-- Start Records --

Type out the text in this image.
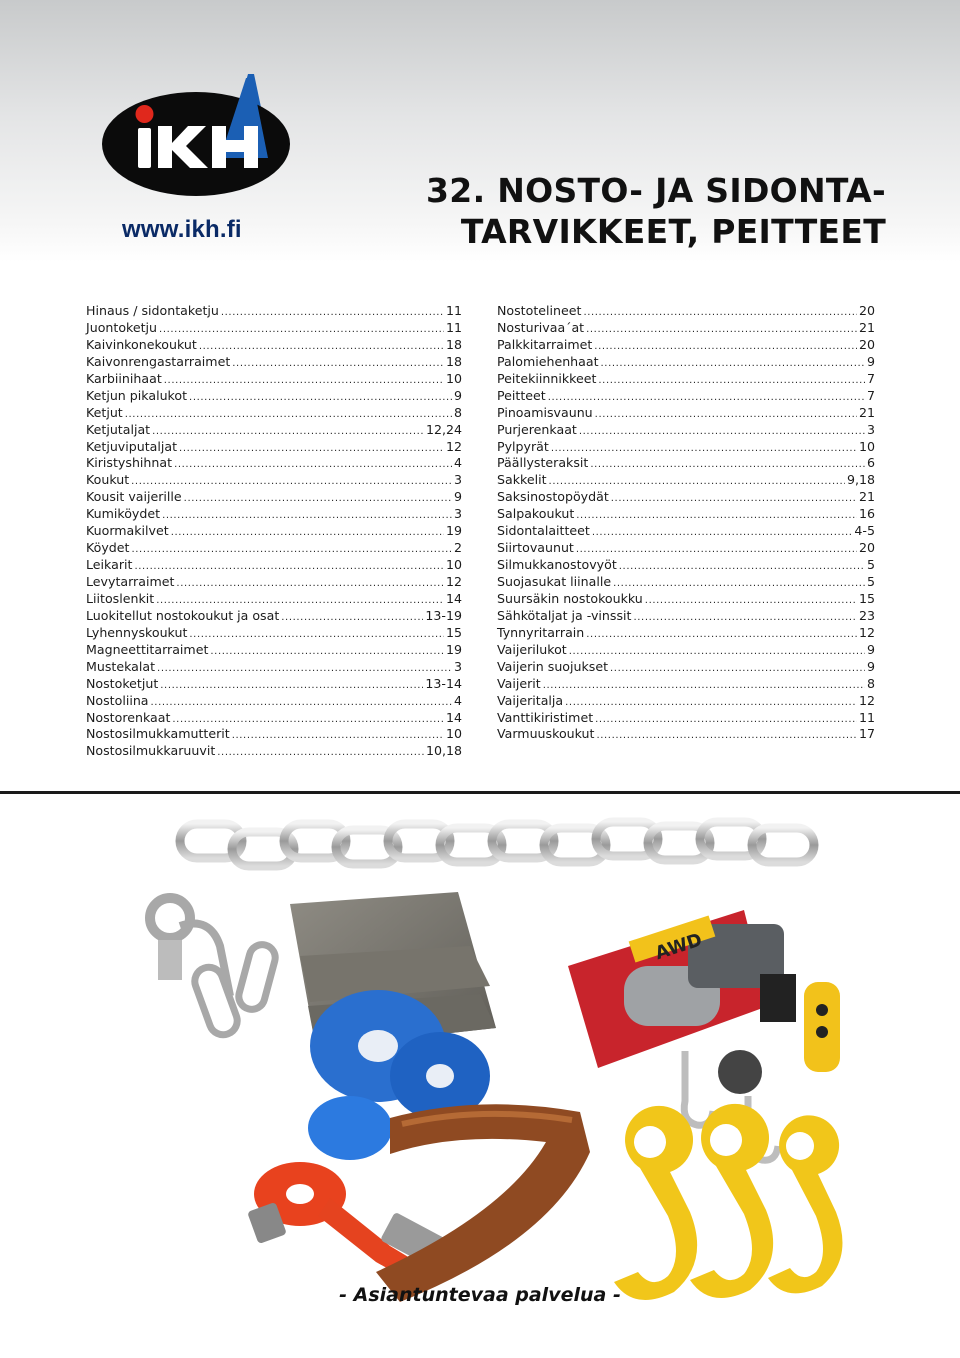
IKH
www.ikh.fi
32. NOSTO- JA SIDONTA-
TARVIKKEET, PEITTEET
Hinaus / sidontaketju .....	11
Juontoketju .....	11
Kaivinkonekoukut .....	18
Kaivonrengastarraimet .....	18
Karbiinihaat .....	10
Ketjun pikalukot .....	9
Ketjut .....	8
Ketjutaljat .....	12,24
Ketjuviputaljat .....	12
Kiristyshihnat .....	4
Koukut .....	3
Kousit vaijerille .....	9
Kumiköydet .....	3
Kuormakilvet .....	19
Köydet .....	2
Leikarit .....	10
Levytarraimet .....	12
Liitoslenkit .....	14
Luokitellut nostokoukut ja osat .....	13-19
Lyhennyskoukut .....	15
Magneettitarraimet .....	19
Mustekalat .....	3
Nostoketjut .....	13-14
Nostoliina .....	4
Nostorenkaat .....	14
Nostosilmukkamutterit .....	10
Nostosilmukkaruuvit .....	10,18
Nostotelineet .....	20
Nosturivaa´at .....	21
Palkkitarraimet .....	20
Palomiehenhaat .....	9
Peitekiinnikkeet .....	7
Peitteet .....	7
Pinoamisvaunu .....	21
Purjerenkaat .....	3
Pylpyrät .....	10
Päällysteraksit .....	6
Sakkelit .....	9,18
Saksinostopöydät .....	21
Salpakoukut .....	16
Sidontalaitteet .....	4-5
Siirtovaunut .....	20
Silmukkanostovyöt .....	5
Suojasukat liinalle .....	5
Suursäkin nostokoukku .....	15
Sähkötaljat ja -vinssit .....	23
Tynnyritarrain .....	12
Vaijerilukot .....	9
Vaijerin suojukset .....	9
Vaijerit .....	8
Vaijeritalja .....	12
Vanttikiristimet .....	11
Varmuuskoukut .....	17
AWD
- Asiantuntevaa palvelua -
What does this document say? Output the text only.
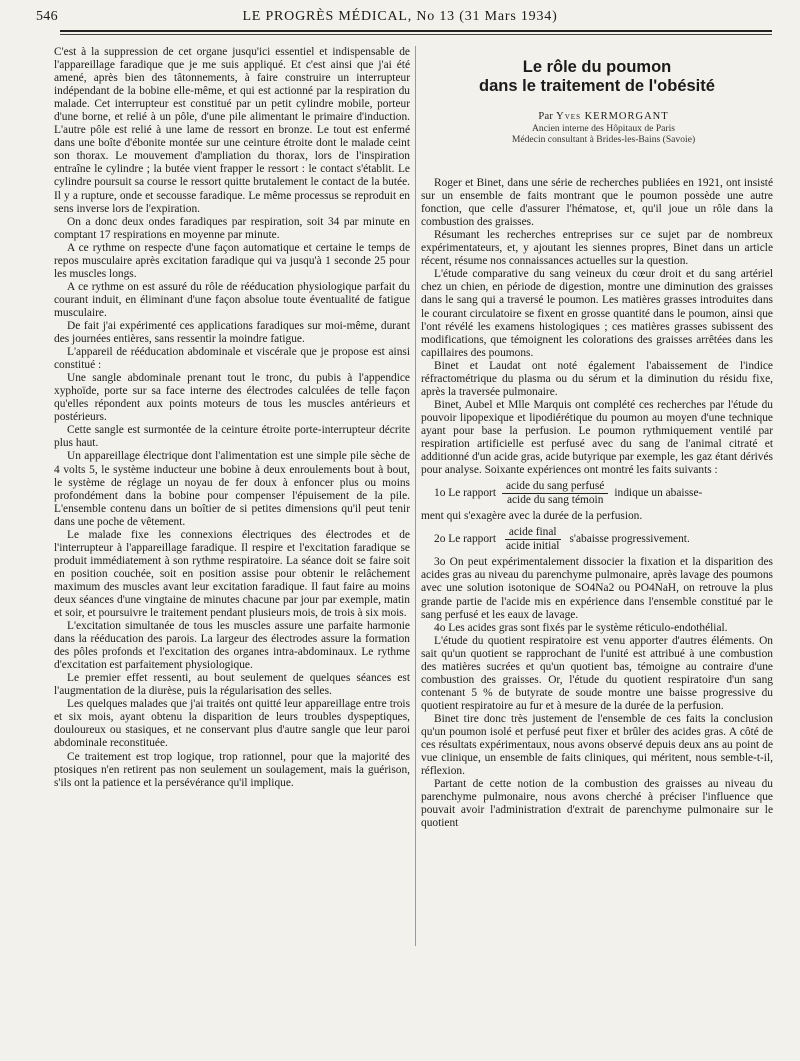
546	LE PROGRÈS MÉDICAL, No 13 (31 Mars 1934)

C'est à la suppression de cet organe jusqu'ici essentiel et indispensable de l'appareillage faradique que je me suis appliqué. Et c'est ainsi que j'ai été amené, après bien des tâtonnements, à faire construire un interrupteur indépendant de la bobine elle-même, et qui est actionné par la respiration du malade. Cet interrupteur est constitué par un petit cylindre mobile, porteur d'une borne, et relié à un pôle, d'une pile alimentant le primaire d'induction. L'autre pôle est relié à une lame de ressort en bronze. Le tout est enfermé dans une boîte d'ébonite montée sur une ceinture étroite dont le malade ceint son thorax. Le mouvement d'ampliation du thorax, lors de l'inspiration entraîne le cylindre ; la butée vient frapper le ressort : le contact s'établit. Le cylindre poursuit sa course le ressort quitte brutalement le contact de la butée. Il y a rupture, onde et secousse faradique. Le même processus se reproduit en sens inverse lors de l'expiration.

On a donc deux ondes faradiques par respiration, soit 34 par minute en comptant 17 respirations en moyenne par minute.

A ce rythme on respecte d'une façon automatique et certaine le temps de repos musculaire après excitation faradique qui va jusqu'à 1 seconde 25 pour les muscles longs.

A ce rythme on est assuré du rôle de rééducation physiologique parfait du courant induit, en éliminant d'une façon absolue toute éventualité de fatigue musculaire.

De fait j'ai expérimenté ces applications faradiques sur moi-même, durant des journées entières, sans ressentir la moindre fatigue.

L'appareil de rééducation abdominale et viscérale que je propose est ainsi constitué :

Une sangle abdominale prenant tout le tronc, du pubis à l'appendice xyphoïde, porte sur sa face interne des électrodes calculées de telle façon qu'elles répondent aux points moteurs de tous les muscles antérieurs et postérieurs.

Cette sangle est surmontée de la ceinture étroite porte-interrupteur décrite plus haut.

Un appareillage électrique dont l'alimentation est une simple pile sèche de 4 volts 5, le système inducteur une bobine à deux enroulements bout à bout, le système de réglage un noyau de fer doux à enfoncer plus ou moins profondément dans la bobine pour compenser l'épuisement de la pile. L'ensemble contenu dans un boîtier de si petites dimensions qu'il peut tenir dans une poche de vêtement.

Le malade fixe les connexions électriques des électrodes et de l'interrupteur à l'appareillage faradique. Il respire et l'excitation faradique se produit immédiatement à son rythme respiratoire. La séance doit se faire soit en position couchée, soit en position assise pour obtenir le relâchement maximum des muscles avant leur excitation faradique. Il faut faire au moins deux séances d'une vingtaine de minutes chacune par jour par exemple, matin et soir, et poursuivre le traitement pendant plusieurs mois, de trois à six mois.

L'excitation simultanée de tous les muscles assure une parfaite harmonie dans la rééducation des parois. La largeur des électrodes assure la formation des pôles profonds et l'excitation des organes intra-abdominaux. Le rythme d'excitation est parfaitement physiologique.

Le premier effet ressenti, au bout seulement de quelques séances est l'augmentation de la diurèse, puis la régularisation des selles.

Les quelques malades que j'ai traités ont quitté leur appareillage entre trois et six mois, ayant obtenu la disparition de leurs troubles dyspeptiques, douloureux ou stasiques, et ne conservant plus d'autre sangle que leur paroi abdominale reconstituée.

Ce traitement est trop logique, trop rationnel, pour que la majorité des ptosiques n'en retirent pas non seulement un soulagement, mais la guérison, s'ils ont la patience et la persévérance qu'il implique.

Le rôle du poumon
dans le traitement de l'obésité

Par Yves KERMORGANT

Ancien interne des Hôpitaux de Paris

Médecin consultant à Brides-les-Bains (Savoie)

Roger et Binet, dans une série de recherches publiées en 1921, ont insisté sur un ensemble de faits montrant que le poumon possède une autre fonction, que celle d'assurer l'hématose, et, qu'il joue un rôle dans la combustion des graisses.

Résumant les recherches entreprises sur ce sujet par de nombreux expérimentateurs, et, y ajoutant les siennes propres, Binet dans un article récent, résume nos connaissances actuelles sur la question.

L'étude comparative du sang veineux du cœur droit et du sang artériel chez un chien, en période de digestion, montre une diminution des graisses dans le sang qui a traversé le poumon. Les matières grasses introduites dans le courant circulatoire se fixent en grosse quantité dans le poumon, ainsi que l'ont révélé les examens histologiques ; ces matières grasses subissent des modifications, que témoignent les colorations des graisses arrêtées dans les capillaires des poumons.

Binet et Laudat ont noté également l'abaissement de l'indice réfractométrique du plasma ou du sérum et la diminution du résidu fixe, après la traversée pulmonaire.

Binet, Aubel et Mlle Marquis ont complété ces recherches par l'étude du pouvoir lipopexique et lipodiérétique du poumon au moyen d'une technique ayant pour base la perfusion. Le poumon rythmiquement ventilé par respiration artificielle est perfusé avec du sang de l'animal citraté et additionné d'un acide gras, acide butyrique par exemple, les gaz étant dérivés pour analyse. Soixante expériences ont montré les faits suivants :

1o Le rapport $\frac{\text{acide du sang perfusé}}{\text{acide du sang témoin}}$ indique un abaisse-

ment qui s'exagère avec la durée de la perfusion.

2o Le rapport $\frac{\text{acide final}}{\text{acide initial}}$ s'abaisse progressivement.

3o On peut expérimentalement dissocier la fixation et la disparition des acides gras au niveau du parenchyme pulmonaire, après lavage des poumons avec une solution isotonique de SO4Na2 ou PO4NaH, on retrouve la plus grande partie de l'acide mis en expérience dans l'ensemble constitué par le sang perfusé et les eaux de lavage.

4o Les acides gras sont fixés par le système réticulo-endothélial.

L'étude du quotient respiratoire est venu apporter d'autres éléments. On sait qu'un quotient se rapprochant de l'unité est attribué à une combustion des matières sucrées et qu'un quotient bas, témoigne au contraire d'une combustion des graisses. Or, l'étude du quotient respiratoire d'un sang contenant 5 % de butyrate de soude montre une baisse progressive du quotient respiratoire au fur et à mesure de la durée de la perfusion.

Binet tire donc très justement de l'ensemble de ces faits la conclusion qu'un poumon isolé et perfusé peut fixer et brûler des acides gras. A côté de ces résultats expérimentaux, nous avons observé depuis deux ans au point de vue clinique, un ensemble de faits cliniques, qui méritent, nous semble-t-il, réflexion.

Partant de cette notion de la combustion des graisses au niveau du parenchyme pulmonaire, nous avons cherché à préciser l'influence que pouvait avoir l'administration d'extrait de parenchyme pulmonaire sur le quotient
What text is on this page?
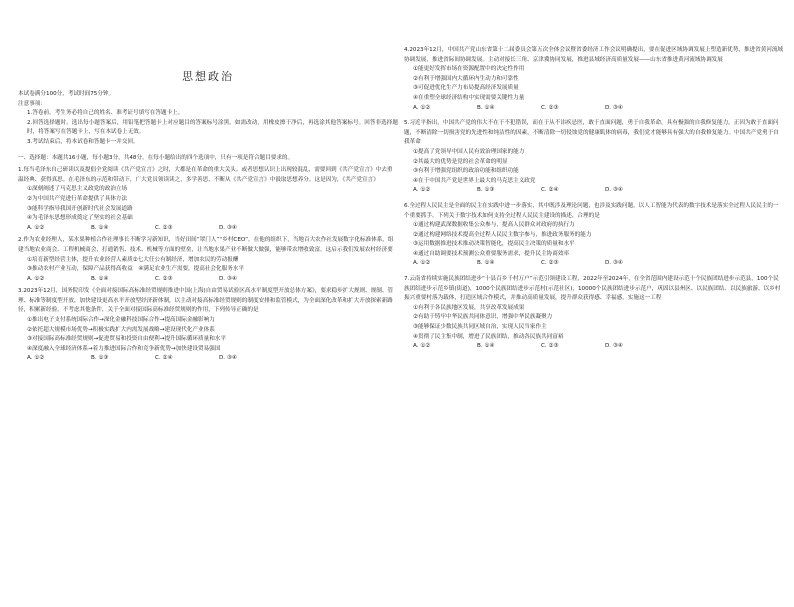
思想政治

本试卷满分100分，考试时间75分钟。

注意事项：

1.答卷前，考生务必将自己的姓名、准考证号填写在答题卡上。

2.回答选择题时，选出每小题答案后，用铅笔把答题卡上对应题目的答案标号涂黑。如需改动，用橡皮擦干净后，再选涂其他答案标号。回答非选择题时，将答案写在答题卡上，写在本试卷上无效。

3.考试结束后，将本试卷和答题卡一并交回。

一、选择题：本题共16小题，每小题3分，共48分。在每小题给出的四个选项中，只有一项是符合题目要求的。

1.每当毛泽东自己研读以及提倡全党阅读《共产党宣言》之时，大都是在革命的重大关头。或者思想认识上出现较混乱，需要回到《共产党宣言》中去重温经典、获得真思。在毛泽东的示范和带动下，广大党员领读读之，多学善思，不断从《共产党宣言》中汲取思想养分。这是因为，《共产党宣言》

①深刻阐述了马克思主义政党的政治立场

②为中国共产党进行革命提供了具体方法

③能科学指导我国开创新时代社会发展道路

④为毛泽东思想形成奠定了坚实的社会基础

A. ①②	B. ①④	C. ②③	D. ③④

2.作为农业经理人，某水果种植合作社理事长不断学习新知识，当好田间“罩门人”“乡村CEO”。在他的组织下，当地百大农作社发展数字化标准体系，组建当地农业商会、工程机械商会，打通销售、技术、机械等方面的壁垒，让当地水果产业不断做大做强，能够带农增收致富。这启示我们发展农村经济要

①培育新型经营主体，提升农业经营人素质②七大任公有制经济，增加农民的劳动报酬

③推动农村产业互动，保障产品获得高收益　④满足农业生产需要，提高社会化服务水平

A. ①②	B. ①④	C. ②③	D. ③④

3.2023年12月，国务院印发《全面对接国际高标准经贸规则推进中国(上海)自由贸易试验区高水平制度型开放总体方案》，要求稳步扩大规则、规制、管理、标准等制度型开放，加快建设更高水平开放型经济新体制，以主动对接高标准经贸规则的制度安排和监管模式，为全面深化改革和扩大开放探索新路径，积累新经验。不考虑其他条件，关于全面对接国际高标准经贸规则的作用，下列传导正确的是

①推出电子支付系统国际合作→深化金融科技国际合作→提高国际金融影响力

②依托超大规模市场优势→积极实践扩大内需发展战略→建设现代化产业体系

③对接国际高标准经贸规则→促进贸易和投资自由便利→提升国际循环质量和水平

④深度融入全球经济体系→着力推进国际合作和竞争新优势→加快建设贸易强国

A. ①②	B. ①③	C. ②④	D. ③④

4.2023年12月，中国共产党山东省第十二届委员会第五次全体会议暨省委经济工作会议明确提出，要在促进区域协调发展上塑造新优势，推进省黄河流域协调发展，推进省际间协调发展。主动对接长三角、京津冀协同发展，推进县域经济高质量发展——山东省推进黄河流域协调发展

①能更好发挥市场在资源配置中的决定性作用

②有利于增强国内大循环内生动力和可靠性

③可促进优化生产力布局提高经济发展质量

④在重塑全球经济结构中实现需要关键性力量

A. ①②	B. ①④	C. ②③	D. ③④

5.习近平指出，中国共产党的伟大不在于不犯错误，而在于从不讳疾忌医，敢于直面问题，勇于自我革命，具有极强的自我修复能力。正因为敢于直面问题，不断清除一切损害党的先进性和纯洁性的因素，不断清除一切侵蚀党的健康肌体的病毒，我们党才能够具有强大的自我修复能力。中国共产党勇于自我革命

①提高了党领导中国人民有效治理国家的能力

②其最大的优势是党的社会革命的明显

③有利于增强党组织的政治功能和组织功能

④在于中国共产党是世界上最大的马克思主义政党

A. ①②	B. ①③	C. ②④	D. ③④

6.全过程人民民主是全面的民主在实践中进一步落实，其中既涉及理论问题，也涉及实践问题，以人工智能为代表的数字技术是落实全过程人民民主的一个重要抓手。下列关于数字技术如何支持全过程人民民主建设的描述，合理的是

①通过构建武深数据收集公众参与，提高人民群众对政府的执行力

②通过构建网络技术提高全过程人民民主数字参与，推进政务服务的能力

③运用数据推进技术推动决策智能化，提高民主决策的质量和水平

④通过自助调要技术预测公众重要服务需求，提升民主协商效率

A. ①②	B. ①④	C. ②③	D. ③④

7.云南省持续实施民族团结进步“十县百乡千村万户”示范引领建设工程，2022年至2024年，在全省范围内建设示范十个民族团结进步示范县，100个民族团结进步示范乡镇(街道)，1000个民族团结进步示范村(示范社区)，10000个民族团结进步示范户，巩固以县州区、以民族团结、以民族旅游、以乡村振兴重要村落为载体，打造区域合作模式，并推动高质量发展，提升群众获得感、幸福感。实施这一工程

①有利于各民族地区发展，共享改革发展成果

②有助于铸牢中华民族共同体意识，增强中华民族凝聚力

③能够保证少数民族共同区域自治，实现人民当家作主

④贯彻了民主集中制，增进了民族团结，推动各民族共同富裕

A. ①②	B. ①④	C. ②③	D. ③④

-- End Records --

__What needs to be done__
Using the listing, copy every line where the word "rapport" shows up.

__Solution for this problem__
1o Le rapport $\frac{\text{acide du sang perfusé}}{\text{acide du sang témoin}}$ indique un abaisse-
2o Le rapport $\frac{\text{acide final}}{\text{acide initial}}$ s'abaisse progressivement.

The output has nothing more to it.